Reproduce the following lines verbatim, one per line and in the order given.
%%
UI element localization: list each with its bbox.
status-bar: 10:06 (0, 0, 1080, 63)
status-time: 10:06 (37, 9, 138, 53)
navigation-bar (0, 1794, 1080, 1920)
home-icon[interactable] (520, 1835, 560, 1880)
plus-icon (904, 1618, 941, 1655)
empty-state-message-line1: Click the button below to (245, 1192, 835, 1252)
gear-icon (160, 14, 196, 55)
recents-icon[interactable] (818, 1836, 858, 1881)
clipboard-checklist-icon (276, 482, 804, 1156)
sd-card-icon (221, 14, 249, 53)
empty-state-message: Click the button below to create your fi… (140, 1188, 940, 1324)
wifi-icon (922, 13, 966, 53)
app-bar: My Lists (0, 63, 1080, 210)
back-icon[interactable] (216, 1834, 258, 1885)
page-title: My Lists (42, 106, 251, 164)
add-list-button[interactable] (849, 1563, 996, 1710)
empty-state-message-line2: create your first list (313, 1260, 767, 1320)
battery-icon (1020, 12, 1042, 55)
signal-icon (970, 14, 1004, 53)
%%
_Full answer_
UI element localization: list each with its bbox.
status-bar: 10:06 (0, 0, 1080, 63)
status-time: 10:06 (37, 9, 138, 53)
navigation-bar (0, 1794, 1080, 1920)
home-icon[interactable] (520, 1835, 560, 1880)
plus-icon (904, 1618, 941, 1655)
empty-state-message-line1: Click the button below to (245, 1192, 835, 1252)
gear-icon (160, 14, 196, 55)
recents-icon[interactable] (818, 1836, 858, 1881)
clipboard-checklist-icon (276, 482, 804, 1156)
sd-card-icon (221, 14, 249, 53)
empty-state-message: Click the button below to create your fi… (140, 1188, 940, 1324)
wifi-icon (922, 13, 966, 53)
app-bar: My Lists (0, 63, 1080, 210)
back-icon[interactable] (216, 1834, 258, 1885)
page-title: My Lists (42, 106, 251, 164)
add-list-button[interactable] (849, 1563, 996, 1710)
empty-state-message-line2: create your first list (313, 1260, 767, 1320)
battery-icon (1020, 12, 1042, 55)
signal-icon (970, 14, 1004, 53)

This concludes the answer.